Short problem:
Select, from the data, each line where "title" occurs.

(Stored data)

....

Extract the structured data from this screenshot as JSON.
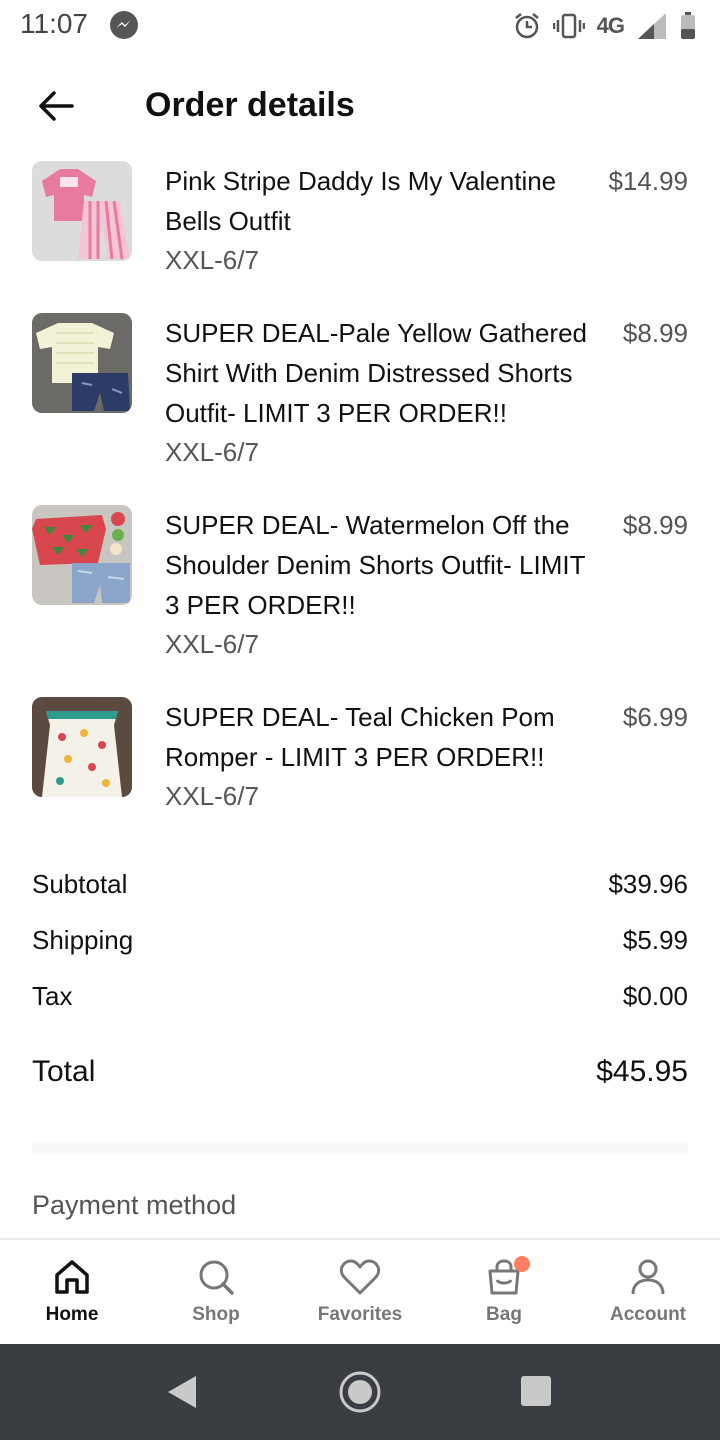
{
  "status_bar": {
    "time": "11:07",
    "network": "4G",
    "icons": [
      "messenger-icon",
      "alarm-icon",
      "vibrate-icon",
      "signal-icon",
      "battery-icon"
    ]
  },
  "header": {
    "title": "Order details",
    "back_icon": "arrow-left-icon"
  },
  "items": [
    {
      "name": "Pink Stripe Daddy Is My Valentine Bells Outfit",
      "size": "XXL-6/7",
      "price": "$14.99",
      "thumb_colors": [
        "#e87aa0",
        "#f4c5d5"
      ]
    },
    {
      "name": "SUPER DEAL-Pale Yellow Gathered Shirt With Denim Distressed Shorts Outfit- LIMIT 3 PER ORDER!!",
      "size": "XXL-6/7",
      "price": "$8.99",
      "thumb_colors": [
        "#f3f1d6",
        "#2c3c66"
      ]
    },
    {
      "name": "SUPER DEAL- Watermelon Off the Shoulder Denim Shorts Outfit- LIMIT 3 PER ORDER!!",
      "size": "XXL-6/7",
      "price": "$8.99",
      "thumb_colors": [
        "#d8464e",
        "#8aa5c9"
      ]
    },
    {
      "name": "SUPER DEAL- Teal Chicken Pom Romper - LIMIT 3 PER ORDER!!",
      "size": "XXL-6/7",
      "price": "$6.99",
      "thumb_colors": [
        "#f4f1e9",
        "#2f9a8e"
      ]
    }
  ],
  "summary": {
    "subtotal_label": "Subtotal",
    "subtotal_value": "$39.96",
    "shipping_label": "Shipping",
    "shipping_value": "$5.99",
    "tax_label": "Tax",
    "tax_value": "$0.00",
    "total_label": "Total",
    "total_value": "$45.95"
  },
  "payment": {
    "label": "Payment method"
  },
  "bottom_nav": {
    "items": [
      {
        "label": "Home",
        "icon": "home-icon",
        "active": true
      },
      {
        "label": "Shop",
        "icon": "search-icon",
        "active": false
      },
      {
        "label": "Favorites",
        "icon": "heart-icon",
        "active": false
      },
      {
        "label": "Bag",
        "icon": "bag-icon",
        "active": false,
        "badge_color": "#ff7f64"
      },
      {
        "label": "Account",
        "icon": "person-icon",
        "active": false
      }
    ]
  },
  "system_nav": {
    "icons": [
      "back-triangle-icon",
      "home-circle-icon",
      "recents-square-icon"
    ]
  }
}
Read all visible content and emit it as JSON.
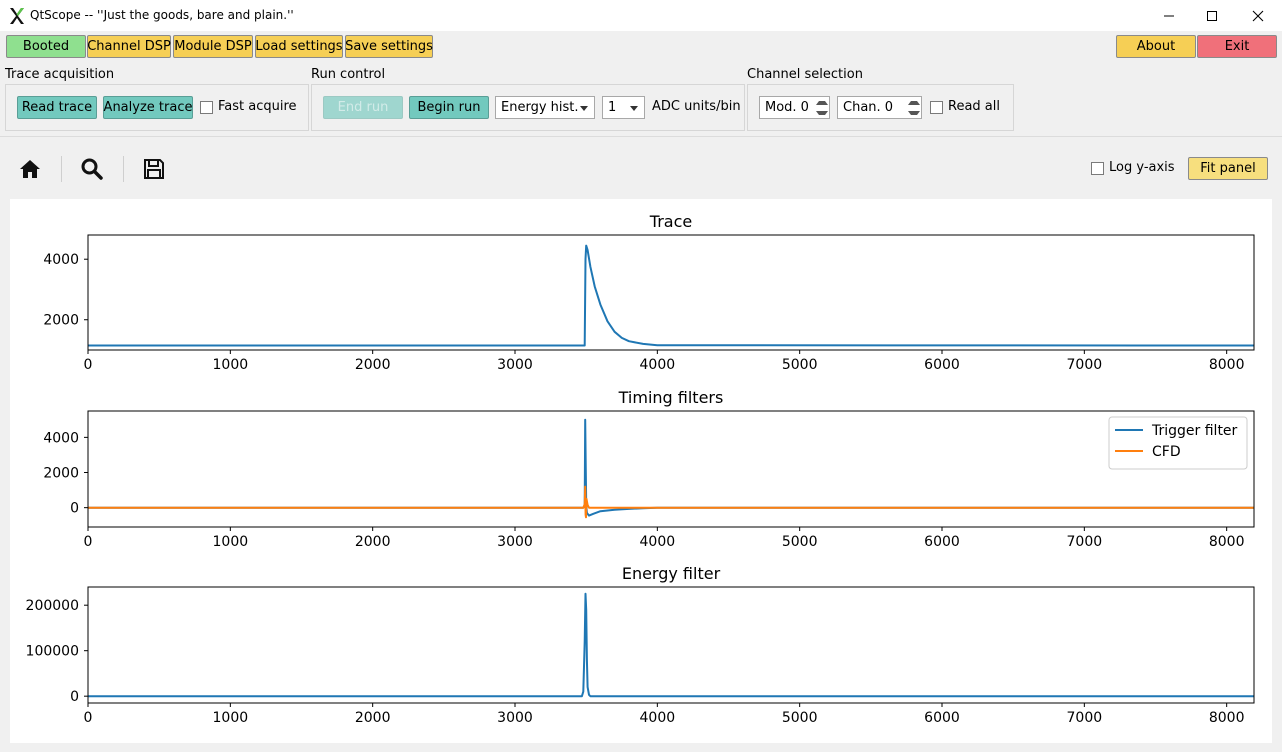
{
  "window": {
    "title": "QtScope -- ''Just the goods, bare and plain.''",
    "icon": "x-logo-icon"
  },
  "toolbar": {
    "booted": "Booted",
    "channel_dsp": "Channel DSP",
    "module_dsp": "Module DSP",
    "load_settings": "Load settings",
    "save_settings": "Save settings",
    "about": "About",
    "exit": "Exit"
  },
  "trace_acquisition": {
    "label": "Trace acquisition",
    "read_trace": "Read trace",
    "analyze_trace": "Analyze trace",
    "fast_acquire": "Fast acquire",
    "fast_acquire_checked": false
  },
  "run_control": {
    "label": "Run control",
    "end_run": "End run",
    "begin_run": "Begin run",
    "run_type": "Energy hist.",
    "bin_value": "1",
    "bin_unit": "ADC units/bin"
  },
  "channel_selection": {
    "label": "Channel selection",
    "module": "Mod. 0",
    "channel": "Chan. 0",
    "read_all": "Read all",
    "read_all_checked": false
  },
  "plot_toolbar": {
    "home_icon": "home-icon",
    "zoom_icon": "zoom-icon",
    "save_icon": "save-icon",
    "log_y_axis": "Log y-axis",
    "log_y_checked": false,
    "fit_panel": "Fit panel"
  },
  "colors": {
    "blue": "#1f77b4",
    "orange": "#ff7f0e",
    "green_button": "#8fe08f",
    "yellow_button": "#f6cf55",
    "red_button": "#f0707a",
    "teal_button": "#72c9be"
  },
  "chart_data": [
    {
      "type": "line",
      "title": "Trace",
      "xlim": [
        0,
        8192
      ],
      "ylim": [
        1000,
        4800
      ],
      "xticks": [
        0,
        1000,
        2000,
        3000,
        4000,
        5000,
        6000,
        7000,
        8000
      ],
      "yticks": [
        2000,
        4000
      ],
      "grid": false,
      "series": [
        {
          "name": "",
          "color": "#1f77b4",
          "x": [
            0,
            3490,
            3495,
            3500,
            3510,
            3530,
            3560,
            3600,
            3650,
            3700,
            3750,
            3800,
            3900,
            4000,
            8192
          ],
          "y": [
            1150,
            1150,
            4000,
            4450,
            4300,
            3750,
            3100,
            2500,
            1950,
            1600,
            1400,
            1290,
            1200,
            1160,
            1150
          ]
        }
      ]
    },
    {
      "type": "line",
      "title": "Timing filters",
      "xlim": [
        0,
        8192
      ],
      "ylim": [
        -1100,
        5500
      ],
      "xticks": [
        0,
        1000,
        2000,
        3000,
        4000,
        5000,
        6000,
        7000,
        8000
      ],
      "yticks": [
        0,
        2000,
        4000
      ],
      "grid": false,
      "legend": "top-right",
      "series": [
        {
          "name": "Trigger filter",
          "color": "#1f77b4",
          "x": [
            0,
            3480,
            3490,
            3493,
            3497,
            3500,
            3505,
            3520,
            3550,
            3600,
            3700,
            3800,
            3900,
            4000,
            8192
          ],
          "y": [
            0,
            0,
            100,
            5000,
            2500,
            200,
            -300,
            -450,
            -350,
            -200,
            -120,
            -70,
            -30,
            0,
            0
          ]
        },
        {
          "name": "CFD",
          "color": "#ff7f0e",
          "x": [
            0,
            3480,
            3490,
            3493,
            3496,
            3499,
            3502,
            3510,
            3520,
            3600,
            8192
          ],
          "y": [
            0,
            0,
            200,
            1200,
            -400,
            -550,
            500,
            150,
            0,
            0,
            0
          ]
        }
      ]
    },
    {
      "type": "line",
      "title": "Energy filter",
      "xlim": [
        0,
        8192
      ],
      "ylim": [
        -15000,
        240000
      ],
      "xticks": [
        0,
        1000,
        2000,
        3000,
        4000,
        5000,
        6000,
        7000,
        8000
      ],
      "yticks": [
        0,
        100000,
        200000
      ],
      "grid": false,
      "series": [
        {
          "name": "",
          "color": "#1f77b4",
          "x": [
            0,
            3470,
            3480,
            3490,
            3495,
            3500,
            3505,
            3510,
            3520,
            3530,
            8192
          ],
          "y": [
            0,
            0,
            10000,
            120000,
            225000,
            190000,
            80000,
            20000,
            3000,
            0,
            0
          ]
        }
      ]
    }
  ]
}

....

Written response:
    "title": "Order details",
    "title": "QtScope -- ''Just the goods, bare and plain.''",
      "title": "Trace",
      "title": "Timing filters",
      "title": "Energy filter",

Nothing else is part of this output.